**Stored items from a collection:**
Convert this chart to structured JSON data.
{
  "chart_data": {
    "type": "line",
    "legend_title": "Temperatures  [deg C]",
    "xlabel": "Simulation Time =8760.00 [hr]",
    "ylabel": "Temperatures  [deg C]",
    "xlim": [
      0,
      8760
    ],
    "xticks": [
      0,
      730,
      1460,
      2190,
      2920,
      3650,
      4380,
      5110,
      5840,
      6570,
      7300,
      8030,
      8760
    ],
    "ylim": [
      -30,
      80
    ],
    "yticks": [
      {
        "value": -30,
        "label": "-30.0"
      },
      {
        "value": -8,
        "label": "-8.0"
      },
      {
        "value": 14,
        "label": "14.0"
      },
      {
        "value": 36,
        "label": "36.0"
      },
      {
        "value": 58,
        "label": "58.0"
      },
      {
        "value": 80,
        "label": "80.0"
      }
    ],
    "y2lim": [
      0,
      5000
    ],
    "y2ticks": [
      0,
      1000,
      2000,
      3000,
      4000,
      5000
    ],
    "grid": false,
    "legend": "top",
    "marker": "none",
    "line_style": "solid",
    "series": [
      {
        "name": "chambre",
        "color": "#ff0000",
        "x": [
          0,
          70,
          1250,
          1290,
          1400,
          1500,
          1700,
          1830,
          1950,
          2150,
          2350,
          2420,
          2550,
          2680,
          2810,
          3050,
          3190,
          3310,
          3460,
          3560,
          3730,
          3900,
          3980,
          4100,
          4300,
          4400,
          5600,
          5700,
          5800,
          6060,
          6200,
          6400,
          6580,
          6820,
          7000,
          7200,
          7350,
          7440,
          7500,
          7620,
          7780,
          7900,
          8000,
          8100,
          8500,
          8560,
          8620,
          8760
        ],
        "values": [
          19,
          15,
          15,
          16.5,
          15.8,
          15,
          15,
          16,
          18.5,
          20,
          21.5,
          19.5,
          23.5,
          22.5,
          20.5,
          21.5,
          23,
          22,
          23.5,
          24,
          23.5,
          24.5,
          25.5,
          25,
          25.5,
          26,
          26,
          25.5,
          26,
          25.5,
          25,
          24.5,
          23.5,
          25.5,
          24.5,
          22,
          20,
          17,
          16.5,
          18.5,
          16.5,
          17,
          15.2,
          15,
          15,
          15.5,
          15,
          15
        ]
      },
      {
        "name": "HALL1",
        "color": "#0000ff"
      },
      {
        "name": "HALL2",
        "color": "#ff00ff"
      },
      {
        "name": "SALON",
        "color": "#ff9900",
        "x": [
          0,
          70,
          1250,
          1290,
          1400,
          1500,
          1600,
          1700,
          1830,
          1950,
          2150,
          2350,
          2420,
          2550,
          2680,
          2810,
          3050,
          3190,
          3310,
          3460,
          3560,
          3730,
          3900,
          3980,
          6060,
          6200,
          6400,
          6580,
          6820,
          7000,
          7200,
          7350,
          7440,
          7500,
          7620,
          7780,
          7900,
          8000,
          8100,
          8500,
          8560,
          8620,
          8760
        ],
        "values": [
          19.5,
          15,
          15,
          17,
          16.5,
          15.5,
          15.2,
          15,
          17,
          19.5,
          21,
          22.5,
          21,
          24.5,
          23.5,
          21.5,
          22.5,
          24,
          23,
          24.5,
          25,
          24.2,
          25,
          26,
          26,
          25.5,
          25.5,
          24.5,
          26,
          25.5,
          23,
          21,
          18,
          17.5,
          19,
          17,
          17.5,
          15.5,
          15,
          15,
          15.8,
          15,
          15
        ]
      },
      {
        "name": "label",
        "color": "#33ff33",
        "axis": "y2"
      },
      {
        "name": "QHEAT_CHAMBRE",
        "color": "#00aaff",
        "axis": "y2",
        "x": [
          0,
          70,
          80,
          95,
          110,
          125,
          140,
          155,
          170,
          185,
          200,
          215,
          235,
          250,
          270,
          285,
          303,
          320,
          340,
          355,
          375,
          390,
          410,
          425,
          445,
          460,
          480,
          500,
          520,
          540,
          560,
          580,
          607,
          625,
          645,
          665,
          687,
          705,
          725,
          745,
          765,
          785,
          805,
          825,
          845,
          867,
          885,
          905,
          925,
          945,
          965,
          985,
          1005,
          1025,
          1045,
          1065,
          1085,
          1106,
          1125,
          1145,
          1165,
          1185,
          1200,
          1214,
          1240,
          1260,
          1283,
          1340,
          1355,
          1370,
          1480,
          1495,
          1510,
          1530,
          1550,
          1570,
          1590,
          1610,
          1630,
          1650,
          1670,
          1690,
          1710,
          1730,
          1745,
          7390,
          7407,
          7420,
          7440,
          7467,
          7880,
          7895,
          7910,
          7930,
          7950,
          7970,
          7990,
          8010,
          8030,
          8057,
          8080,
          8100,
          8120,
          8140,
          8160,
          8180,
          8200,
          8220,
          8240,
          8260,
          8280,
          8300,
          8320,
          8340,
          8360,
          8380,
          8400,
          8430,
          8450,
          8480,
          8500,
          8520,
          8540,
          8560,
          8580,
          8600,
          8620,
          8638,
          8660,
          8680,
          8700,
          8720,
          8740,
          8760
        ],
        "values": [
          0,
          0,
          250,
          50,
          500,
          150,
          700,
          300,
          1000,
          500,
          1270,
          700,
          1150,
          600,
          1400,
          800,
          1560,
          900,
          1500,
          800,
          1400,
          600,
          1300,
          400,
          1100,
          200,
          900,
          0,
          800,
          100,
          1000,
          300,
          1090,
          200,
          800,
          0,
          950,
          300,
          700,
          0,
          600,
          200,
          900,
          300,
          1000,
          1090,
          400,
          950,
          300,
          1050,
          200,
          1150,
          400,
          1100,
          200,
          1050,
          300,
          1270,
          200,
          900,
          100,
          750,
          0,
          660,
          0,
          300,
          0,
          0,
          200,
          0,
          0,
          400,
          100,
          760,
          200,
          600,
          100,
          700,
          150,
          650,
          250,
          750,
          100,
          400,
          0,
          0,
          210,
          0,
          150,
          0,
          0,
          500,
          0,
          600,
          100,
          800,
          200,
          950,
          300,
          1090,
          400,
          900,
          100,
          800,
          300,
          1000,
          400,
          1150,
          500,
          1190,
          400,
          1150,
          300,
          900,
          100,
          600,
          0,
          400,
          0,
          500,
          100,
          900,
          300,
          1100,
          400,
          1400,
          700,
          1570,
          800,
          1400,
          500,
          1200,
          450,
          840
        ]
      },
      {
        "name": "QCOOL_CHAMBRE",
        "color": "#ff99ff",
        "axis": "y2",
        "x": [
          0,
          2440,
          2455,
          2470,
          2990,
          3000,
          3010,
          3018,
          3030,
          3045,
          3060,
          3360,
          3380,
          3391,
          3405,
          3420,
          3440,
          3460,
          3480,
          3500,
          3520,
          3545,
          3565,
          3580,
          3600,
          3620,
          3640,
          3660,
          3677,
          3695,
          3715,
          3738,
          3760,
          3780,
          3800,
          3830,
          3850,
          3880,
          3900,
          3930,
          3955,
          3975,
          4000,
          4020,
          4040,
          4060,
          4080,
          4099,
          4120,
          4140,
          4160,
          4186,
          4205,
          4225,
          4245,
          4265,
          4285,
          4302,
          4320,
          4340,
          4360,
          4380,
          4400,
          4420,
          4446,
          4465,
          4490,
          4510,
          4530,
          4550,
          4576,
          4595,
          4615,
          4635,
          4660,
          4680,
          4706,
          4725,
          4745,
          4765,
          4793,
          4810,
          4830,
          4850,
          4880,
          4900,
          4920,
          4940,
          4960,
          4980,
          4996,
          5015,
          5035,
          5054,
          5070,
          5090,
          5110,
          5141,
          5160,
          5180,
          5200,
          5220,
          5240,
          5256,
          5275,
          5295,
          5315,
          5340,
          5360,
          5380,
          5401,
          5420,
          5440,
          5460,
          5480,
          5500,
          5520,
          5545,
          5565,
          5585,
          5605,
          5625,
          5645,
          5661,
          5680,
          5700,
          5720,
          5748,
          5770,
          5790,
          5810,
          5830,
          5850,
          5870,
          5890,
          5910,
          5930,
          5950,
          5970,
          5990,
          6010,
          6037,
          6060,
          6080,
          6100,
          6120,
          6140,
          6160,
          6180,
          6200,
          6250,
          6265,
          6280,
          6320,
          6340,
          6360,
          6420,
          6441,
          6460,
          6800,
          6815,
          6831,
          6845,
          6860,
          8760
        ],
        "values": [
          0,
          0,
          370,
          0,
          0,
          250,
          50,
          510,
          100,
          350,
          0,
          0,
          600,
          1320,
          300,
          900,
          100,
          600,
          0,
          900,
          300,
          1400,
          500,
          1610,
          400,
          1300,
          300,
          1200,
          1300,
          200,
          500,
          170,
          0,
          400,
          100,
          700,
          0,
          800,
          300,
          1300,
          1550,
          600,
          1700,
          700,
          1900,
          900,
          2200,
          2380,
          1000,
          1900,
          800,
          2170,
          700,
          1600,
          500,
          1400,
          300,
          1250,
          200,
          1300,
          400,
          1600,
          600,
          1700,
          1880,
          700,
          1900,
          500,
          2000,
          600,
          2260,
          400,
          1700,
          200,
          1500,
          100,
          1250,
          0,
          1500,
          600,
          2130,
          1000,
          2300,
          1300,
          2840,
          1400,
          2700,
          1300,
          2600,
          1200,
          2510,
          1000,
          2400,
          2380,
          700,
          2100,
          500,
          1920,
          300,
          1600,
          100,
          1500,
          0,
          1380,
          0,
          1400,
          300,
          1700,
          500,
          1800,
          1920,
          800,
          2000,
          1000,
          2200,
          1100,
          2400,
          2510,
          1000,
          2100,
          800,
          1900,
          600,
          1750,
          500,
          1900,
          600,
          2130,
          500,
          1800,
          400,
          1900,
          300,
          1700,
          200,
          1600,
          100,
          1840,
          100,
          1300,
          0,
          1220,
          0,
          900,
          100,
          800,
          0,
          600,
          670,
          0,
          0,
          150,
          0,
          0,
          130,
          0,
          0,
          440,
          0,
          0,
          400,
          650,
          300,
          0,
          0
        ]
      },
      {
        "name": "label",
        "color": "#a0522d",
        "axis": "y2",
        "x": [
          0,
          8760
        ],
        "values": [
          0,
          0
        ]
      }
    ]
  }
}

**GIVEN PROBLEM:**
Show every line from the listing above in which the string "color" appears.

**PROBLEM SOLUTION:**
        "color": "#ff0000",
        "color": "#0000ff"
        "color": "#ff00ff"
        "color": "#ff9900",
        "color": "#33ff33",
        "color": "#00aaff",
        "color": "#ff99ff",
        "color": "#a0522d",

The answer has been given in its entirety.